─── RECORDS SHOWN
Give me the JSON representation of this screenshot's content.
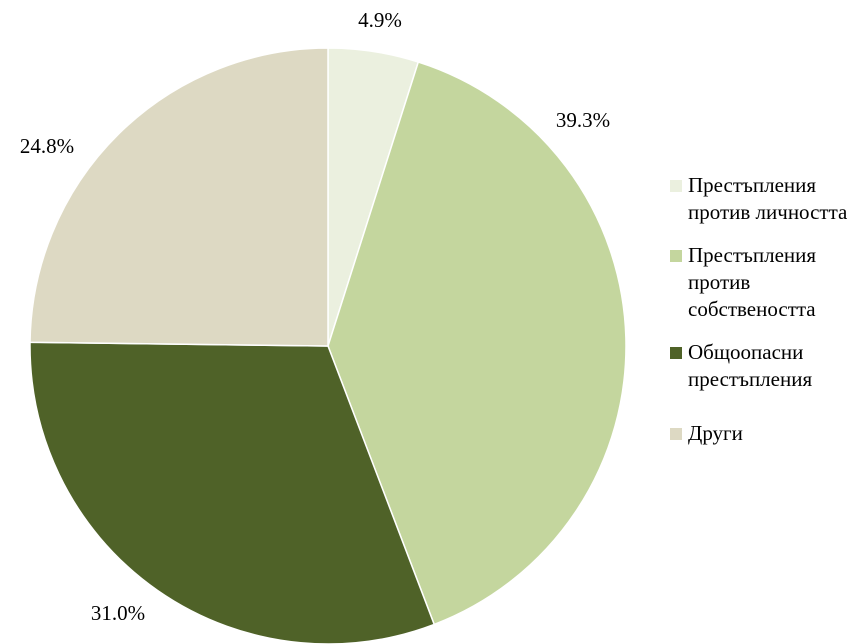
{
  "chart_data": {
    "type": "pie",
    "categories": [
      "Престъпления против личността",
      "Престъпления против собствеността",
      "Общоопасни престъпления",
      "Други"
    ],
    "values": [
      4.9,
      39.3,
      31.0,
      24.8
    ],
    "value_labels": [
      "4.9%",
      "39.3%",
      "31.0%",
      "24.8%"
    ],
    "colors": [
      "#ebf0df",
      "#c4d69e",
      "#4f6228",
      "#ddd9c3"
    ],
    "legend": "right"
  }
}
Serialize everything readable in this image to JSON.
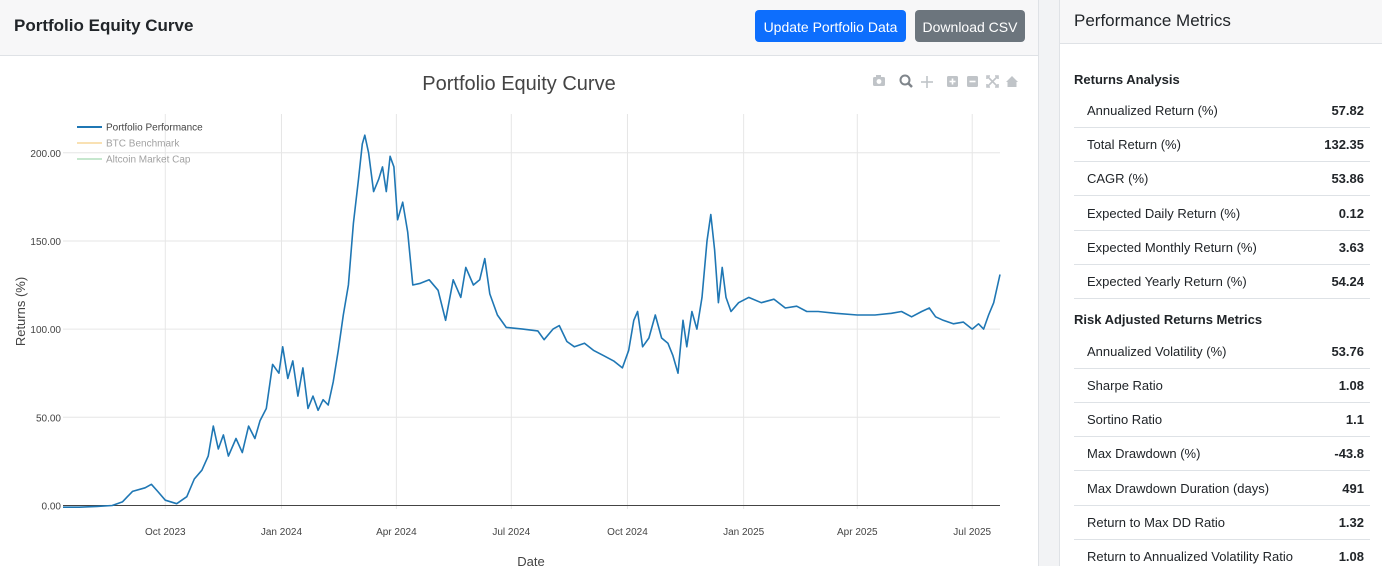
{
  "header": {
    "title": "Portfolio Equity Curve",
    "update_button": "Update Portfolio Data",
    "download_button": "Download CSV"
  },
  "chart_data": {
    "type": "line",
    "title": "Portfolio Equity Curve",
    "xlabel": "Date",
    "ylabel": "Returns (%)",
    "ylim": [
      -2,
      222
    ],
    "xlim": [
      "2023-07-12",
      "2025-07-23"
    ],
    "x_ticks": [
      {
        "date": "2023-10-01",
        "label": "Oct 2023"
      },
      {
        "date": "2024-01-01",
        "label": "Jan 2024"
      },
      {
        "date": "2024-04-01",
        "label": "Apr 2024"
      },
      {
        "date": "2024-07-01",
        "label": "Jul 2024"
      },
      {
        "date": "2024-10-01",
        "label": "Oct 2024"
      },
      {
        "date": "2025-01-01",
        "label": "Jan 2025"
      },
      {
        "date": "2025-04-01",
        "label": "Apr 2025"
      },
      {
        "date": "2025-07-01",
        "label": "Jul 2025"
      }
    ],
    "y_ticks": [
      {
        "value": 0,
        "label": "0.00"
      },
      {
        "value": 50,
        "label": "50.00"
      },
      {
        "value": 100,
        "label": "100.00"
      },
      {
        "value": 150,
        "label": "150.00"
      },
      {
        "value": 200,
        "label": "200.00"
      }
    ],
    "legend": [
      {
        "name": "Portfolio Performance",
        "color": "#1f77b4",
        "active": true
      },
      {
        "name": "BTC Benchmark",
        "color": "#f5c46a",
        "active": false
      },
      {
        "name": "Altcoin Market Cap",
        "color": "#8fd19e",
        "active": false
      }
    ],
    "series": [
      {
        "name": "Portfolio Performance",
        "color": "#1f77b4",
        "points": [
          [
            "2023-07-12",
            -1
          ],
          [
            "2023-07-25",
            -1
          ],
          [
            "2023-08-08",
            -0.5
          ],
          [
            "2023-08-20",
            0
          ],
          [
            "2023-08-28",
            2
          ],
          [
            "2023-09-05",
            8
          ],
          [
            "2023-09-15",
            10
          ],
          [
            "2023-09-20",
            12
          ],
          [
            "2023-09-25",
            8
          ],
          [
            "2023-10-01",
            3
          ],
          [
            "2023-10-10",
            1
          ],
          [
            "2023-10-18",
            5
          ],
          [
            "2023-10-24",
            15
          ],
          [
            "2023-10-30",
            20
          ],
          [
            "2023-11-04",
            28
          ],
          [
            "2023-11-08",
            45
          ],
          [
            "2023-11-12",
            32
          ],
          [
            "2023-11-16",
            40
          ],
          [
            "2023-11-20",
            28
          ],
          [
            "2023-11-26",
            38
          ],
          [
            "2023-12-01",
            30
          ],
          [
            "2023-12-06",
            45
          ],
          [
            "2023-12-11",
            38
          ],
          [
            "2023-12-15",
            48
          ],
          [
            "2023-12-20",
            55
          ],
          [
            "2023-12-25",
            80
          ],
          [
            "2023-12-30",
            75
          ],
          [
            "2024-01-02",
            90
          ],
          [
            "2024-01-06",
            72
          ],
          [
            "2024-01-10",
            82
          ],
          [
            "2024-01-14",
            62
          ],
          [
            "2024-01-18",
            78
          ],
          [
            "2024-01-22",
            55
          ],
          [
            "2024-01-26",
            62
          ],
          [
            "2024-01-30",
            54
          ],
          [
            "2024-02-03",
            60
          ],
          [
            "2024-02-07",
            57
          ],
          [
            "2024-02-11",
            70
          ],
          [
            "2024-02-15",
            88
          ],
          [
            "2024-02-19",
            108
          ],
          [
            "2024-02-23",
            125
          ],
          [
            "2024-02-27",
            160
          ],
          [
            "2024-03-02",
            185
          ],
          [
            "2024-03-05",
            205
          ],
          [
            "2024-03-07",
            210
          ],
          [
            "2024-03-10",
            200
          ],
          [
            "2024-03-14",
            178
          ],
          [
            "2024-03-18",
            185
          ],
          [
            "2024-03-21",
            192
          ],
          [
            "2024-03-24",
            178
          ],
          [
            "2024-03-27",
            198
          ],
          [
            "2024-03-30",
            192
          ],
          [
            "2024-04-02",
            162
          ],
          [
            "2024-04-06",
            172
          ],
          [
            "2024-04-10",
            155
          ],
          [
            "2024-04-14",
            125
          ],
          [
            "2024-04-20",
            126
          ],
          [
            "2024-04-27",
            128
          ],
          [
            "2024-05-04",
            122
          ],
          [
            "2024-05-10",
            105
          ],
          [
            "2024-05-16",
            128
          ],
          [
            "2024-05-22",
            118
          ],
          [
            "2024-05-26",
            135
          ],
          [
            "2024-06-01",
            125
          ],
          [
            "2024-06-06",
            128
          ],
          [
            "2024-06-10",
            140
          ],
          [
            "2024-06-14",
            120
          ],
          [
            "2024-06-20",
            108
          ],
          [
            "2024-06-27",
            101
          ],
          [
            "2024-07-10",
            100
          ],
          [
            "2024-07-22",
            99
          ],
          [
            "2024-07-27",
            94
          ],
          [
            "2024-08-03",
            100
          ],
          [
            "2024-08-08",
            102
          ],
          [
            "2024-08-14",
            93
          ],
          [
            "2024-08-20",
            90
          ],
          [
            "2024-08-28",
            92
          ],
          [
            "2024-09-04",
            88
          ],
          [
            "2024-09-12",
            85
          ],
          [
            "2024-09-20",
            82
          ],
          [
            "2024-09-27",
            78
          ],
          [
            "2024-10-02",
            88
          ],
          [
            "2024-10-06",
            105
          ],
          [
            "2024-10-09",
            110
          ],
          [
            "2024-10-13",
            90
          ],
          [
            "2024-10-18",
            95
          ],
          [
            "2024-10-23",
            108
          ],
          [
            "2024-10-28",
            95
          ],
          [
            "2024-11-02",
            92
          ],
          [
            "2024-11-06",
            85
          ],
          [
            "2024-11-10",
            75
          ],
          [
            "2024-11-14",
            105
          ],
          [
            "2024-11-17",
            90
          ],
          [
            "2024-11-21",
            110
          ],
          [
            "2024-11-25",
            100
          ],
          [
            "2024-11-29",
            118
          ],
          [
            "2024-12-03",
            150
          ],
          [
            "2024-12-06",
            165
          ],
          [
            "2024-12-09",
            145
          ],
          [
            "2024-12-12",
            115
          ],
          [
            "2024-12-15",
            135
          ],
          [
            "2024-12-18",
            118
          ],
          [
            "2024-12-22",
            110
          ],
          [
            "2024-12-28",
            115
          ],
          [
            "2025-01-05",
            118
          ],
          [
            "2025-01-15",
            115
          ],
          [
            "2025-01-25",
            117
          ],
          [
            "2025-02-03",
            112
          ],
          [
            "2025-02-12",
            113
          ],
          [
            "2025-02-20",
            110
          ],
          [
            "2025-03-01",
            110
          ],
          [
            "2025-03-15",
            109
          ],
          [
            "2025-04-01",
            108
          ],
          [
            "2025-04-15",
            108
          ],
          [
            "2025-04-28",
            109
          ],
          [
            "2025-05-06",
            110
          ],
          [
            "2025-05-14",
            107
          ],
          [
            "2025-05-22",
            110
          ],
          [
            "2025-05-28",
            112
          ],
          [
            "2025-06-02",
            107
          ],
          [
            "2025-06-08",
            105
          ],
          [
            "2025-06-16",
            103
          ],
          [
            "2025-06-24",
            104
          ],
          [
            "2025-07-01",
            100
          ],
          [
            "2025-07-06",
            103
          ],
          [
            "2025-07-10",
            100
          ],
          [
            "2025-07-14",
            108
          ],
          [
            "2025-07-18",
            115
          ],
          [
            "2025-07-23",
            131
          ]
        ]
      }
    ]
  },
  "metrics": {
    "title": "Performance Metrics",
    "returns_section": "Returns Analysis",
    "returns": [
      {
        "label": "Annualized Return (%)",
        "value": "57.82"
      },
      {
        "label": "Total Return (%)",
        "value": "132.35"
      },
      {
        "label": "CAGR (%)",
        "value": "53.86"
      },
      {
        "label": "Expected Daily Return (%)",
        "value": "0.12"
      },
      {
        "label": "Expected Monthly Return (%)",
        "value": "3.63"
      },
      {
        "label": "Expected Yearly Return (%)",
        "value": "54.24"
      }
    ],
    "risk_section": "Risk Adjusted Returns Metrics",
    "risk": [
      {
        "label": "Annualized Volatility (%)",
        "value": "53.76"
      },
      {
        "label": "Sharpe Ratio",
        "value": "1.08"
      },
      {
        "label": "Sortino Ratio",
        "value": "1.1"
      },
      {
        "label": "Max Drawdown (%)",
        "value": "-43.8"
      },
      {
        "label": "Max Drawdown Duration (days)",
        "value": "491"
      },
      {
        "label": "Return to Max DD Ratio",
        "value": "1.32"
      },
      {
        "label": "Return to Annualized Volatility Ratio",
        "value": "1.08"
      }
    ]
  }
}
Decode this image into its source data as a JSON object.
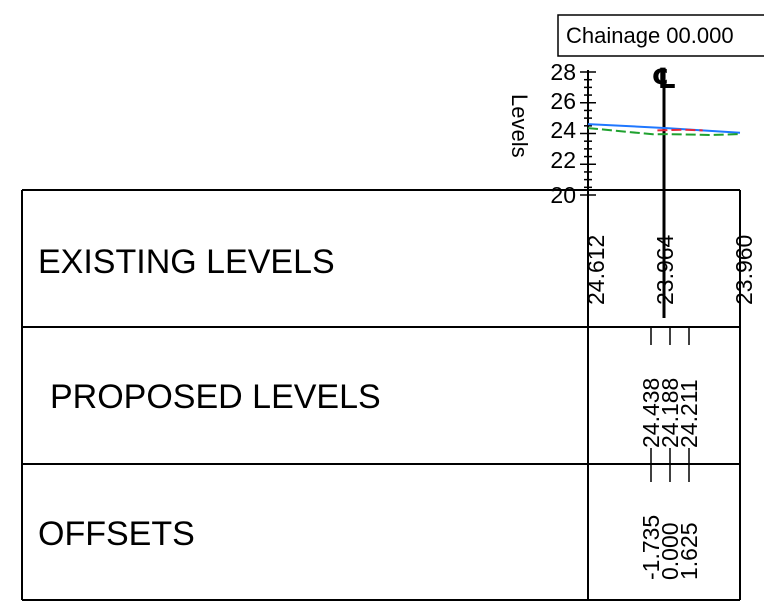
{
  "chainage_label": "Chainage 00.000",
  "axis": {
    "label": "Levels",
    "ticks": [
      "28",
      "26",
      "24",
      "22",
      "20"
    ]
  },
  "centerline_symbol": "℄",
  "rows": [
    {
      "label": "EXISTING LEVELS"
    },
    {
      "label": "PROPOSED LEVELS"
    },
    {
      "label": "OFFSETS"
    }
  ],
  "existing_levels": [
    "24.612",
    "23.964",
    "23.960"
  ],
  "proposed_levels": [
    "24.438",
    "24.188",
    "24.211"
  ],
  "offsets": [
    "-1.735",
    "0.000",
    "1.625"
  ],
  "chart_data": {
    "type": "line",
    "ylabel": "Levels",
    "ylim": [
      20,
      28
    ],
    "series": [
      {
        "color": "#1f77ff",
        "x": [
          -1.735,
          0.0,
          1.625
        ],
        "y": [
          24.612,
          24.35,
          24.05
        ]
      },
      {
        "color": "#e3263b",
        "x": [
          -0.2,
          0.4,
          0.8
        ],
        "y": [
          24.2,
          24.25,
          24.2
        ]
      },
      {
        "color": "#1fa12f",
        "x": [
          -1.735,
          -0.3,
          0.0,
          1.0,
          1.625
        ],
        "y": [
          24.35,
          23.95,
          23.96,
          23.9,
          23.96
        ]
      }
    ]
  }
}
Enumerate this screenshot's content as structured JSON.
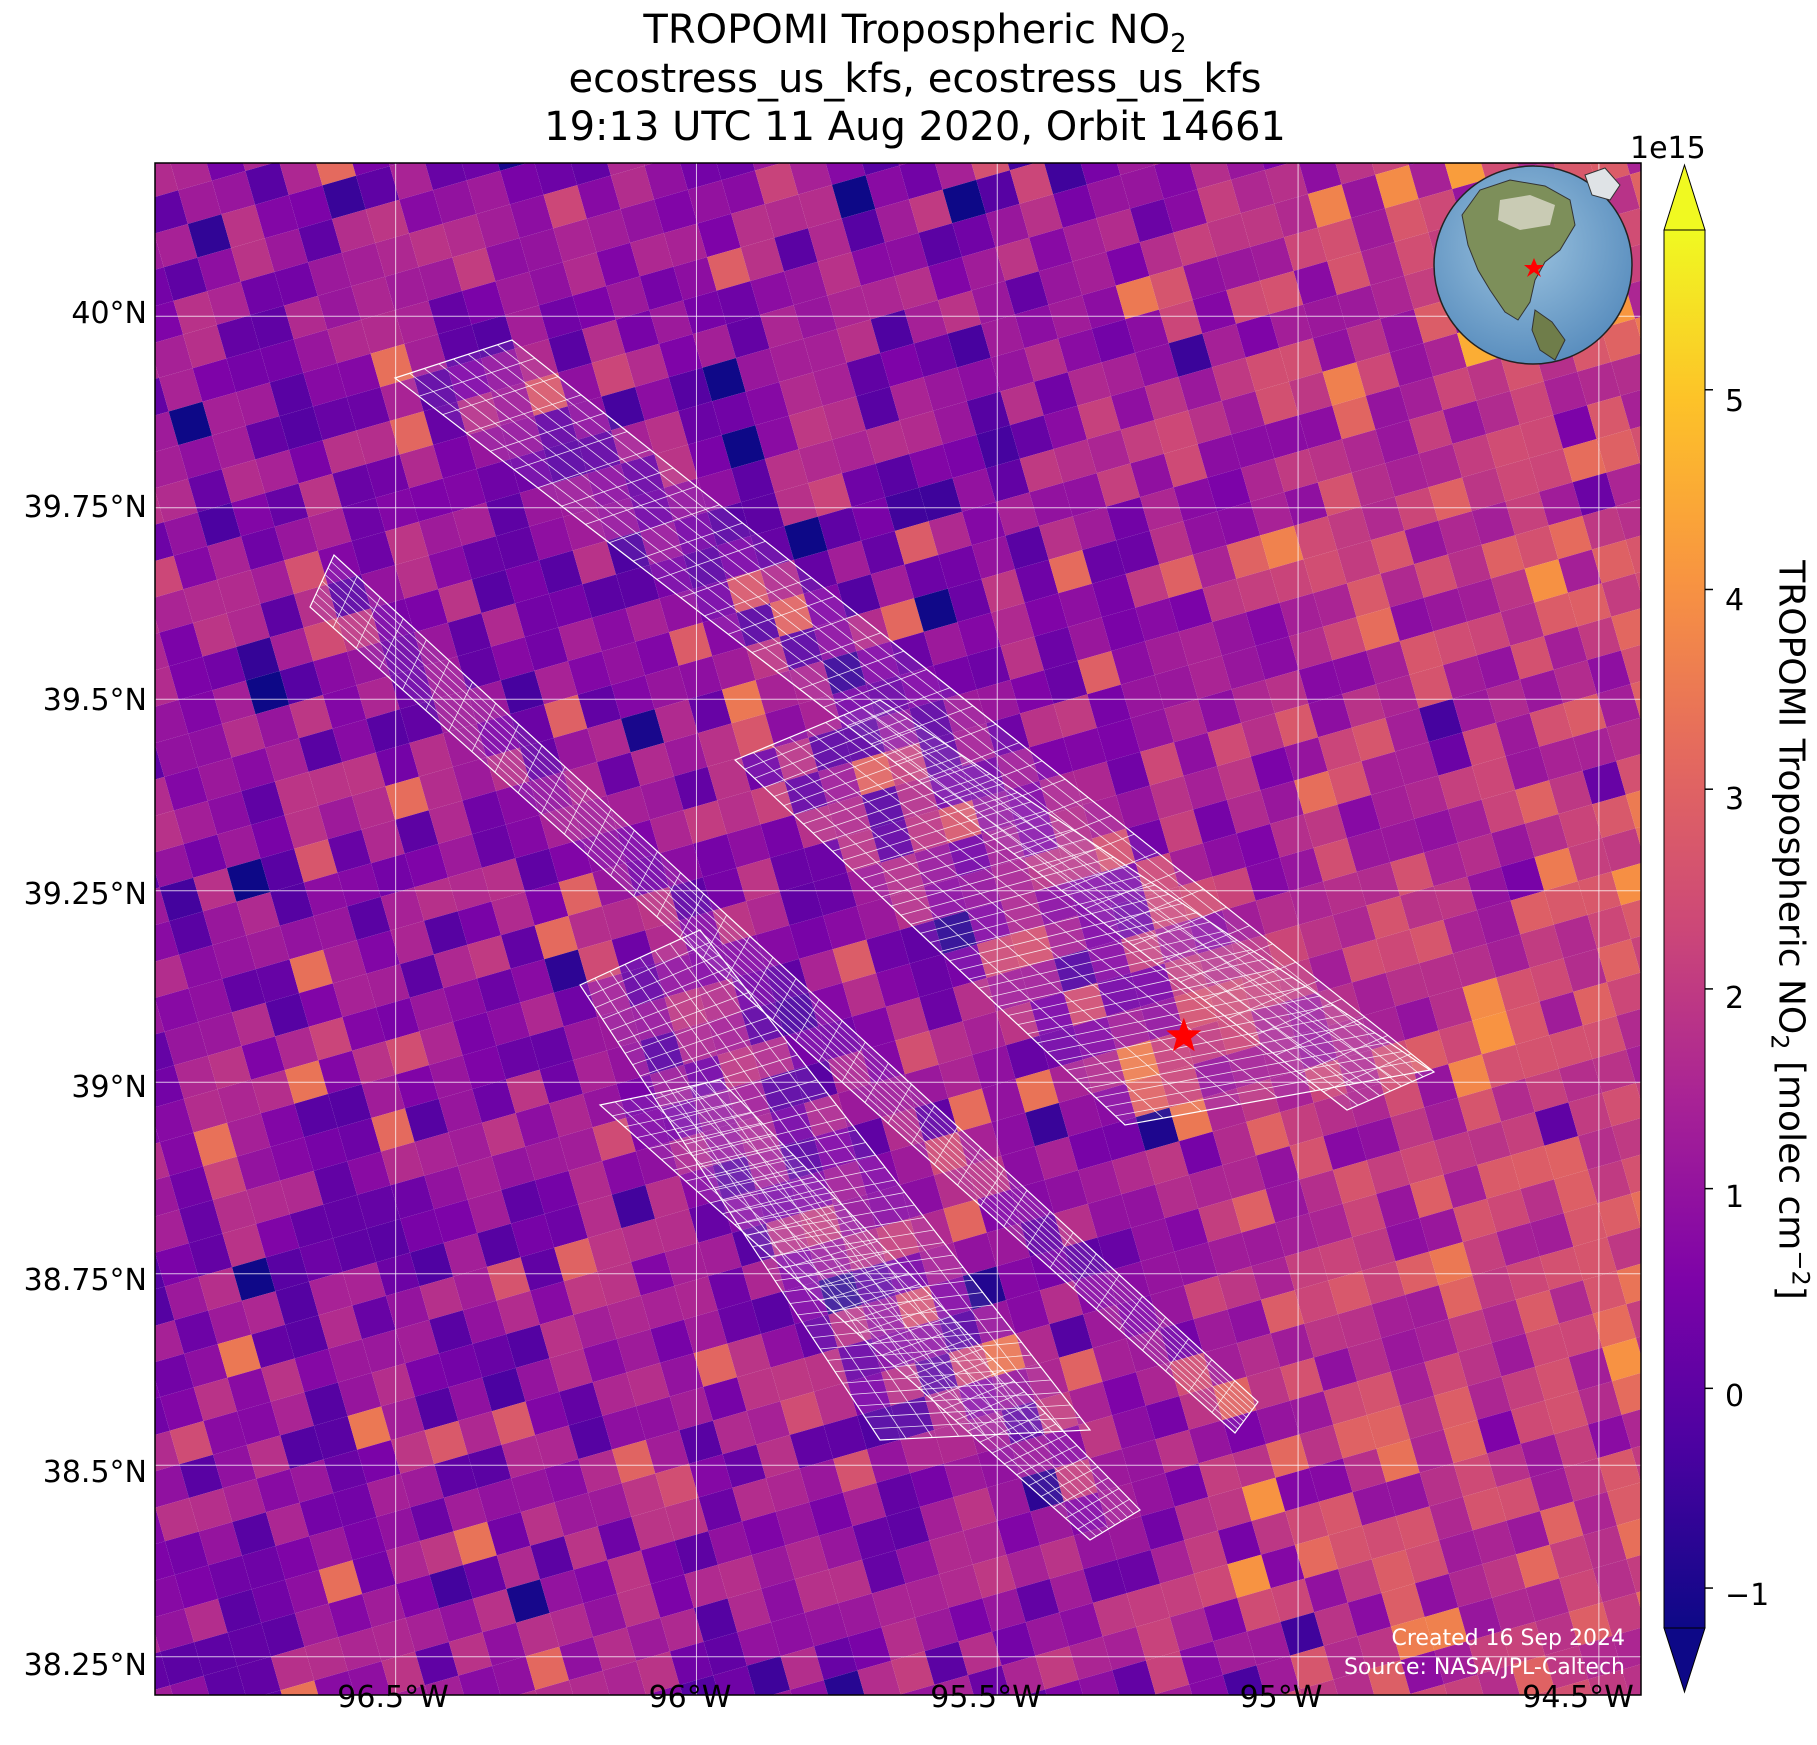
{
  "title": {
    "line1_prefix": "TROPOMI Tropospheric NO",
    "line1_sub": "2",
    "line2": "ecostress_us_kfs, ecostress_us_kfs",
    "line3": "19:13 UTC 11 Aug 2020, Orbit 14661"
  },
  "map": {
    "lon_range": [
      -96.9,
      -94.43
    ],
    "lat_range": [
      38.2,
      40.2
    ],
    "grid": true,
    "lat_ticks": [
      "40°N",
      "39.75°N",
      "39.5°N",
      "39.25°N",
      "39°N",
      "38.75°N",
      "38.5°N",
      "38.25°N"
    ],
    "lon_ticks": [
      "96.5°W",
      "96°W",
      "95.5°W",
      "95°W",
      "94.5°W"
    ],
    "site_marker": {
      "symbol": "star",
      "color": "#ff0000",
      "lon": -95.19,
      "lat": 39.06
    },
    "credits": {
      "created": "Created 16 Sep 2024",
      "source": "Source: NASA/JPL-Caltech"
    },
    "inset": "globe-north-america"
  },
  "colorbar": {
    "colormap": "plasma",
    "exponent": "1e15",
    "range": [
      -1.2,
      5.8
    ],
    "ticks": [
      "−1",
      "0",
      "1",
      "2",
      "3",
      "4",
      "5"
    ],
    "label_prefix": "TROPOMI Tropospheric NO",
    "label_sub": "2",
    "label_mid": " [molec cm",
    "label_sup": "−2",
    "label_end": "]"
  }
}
──────
EXERCISE GOAL: Write out an exact copy of the lines beginning at the line that contains "Enumerate this screenshot's" and ending at the last line of the listing. Exclude pictures.

TASK OUTPUT:
Enumerate this screenshot's content as structured JSON.
{
  "title": {
    "line1_prefix": "TROPOMI Tropospheric NO",
    "line1_sub": "2",
    "line2": "ecostress_us_kfs, ecostress_us_kfs",
    "line3": "19:13 UTC 11 Aug 2020, Orbit 14661"
  },
  "map": {
    "lon_range": [
      -96.9,
      -94.43
    ],
    "lat_range": [
      38.2,
      40.2
    ],
    "grid": true,
    "lat_ticks": [
      "40°N",
      "39.75°N",
      "39.5°N",
      "39.25°N",
      "39°N",
      "38.75°N",
      "38.5°N",
      "38.25°N"
    ],
    "lon_ticks": [
      "96.5°W",
      "96°W",
      "95.5°W",
      "95°W",
      "94.5°W"
    ],
    "site_marker": {
      "symbol": "star",
      "color": "#ff0000",
      "lon": -95.19,
      "lat": 39.06
    },
    "credits": {
      "created": "Created 16 Sep 2024",
      "source": "Source: NASA/JPL-Caltech"
    },
    "inset": "globe-north-america"
  },
  "colorbar": {
    "colormap": "plasma",
    "exponent": "1e15",
    "range": [
      -1.2,
      5.8
    ],
    "ticks": [
      "−1",
      "0",
      "1",
      "2",
      "3",
      "4",
      "5"
    ],
    "label_prefix": "TROPOMI Tropospheric NO",
    "label_sub": "2",
    "label_mid": " [molec cm",
    "label_sup": "−2",
    "label_end": "]"
  }
}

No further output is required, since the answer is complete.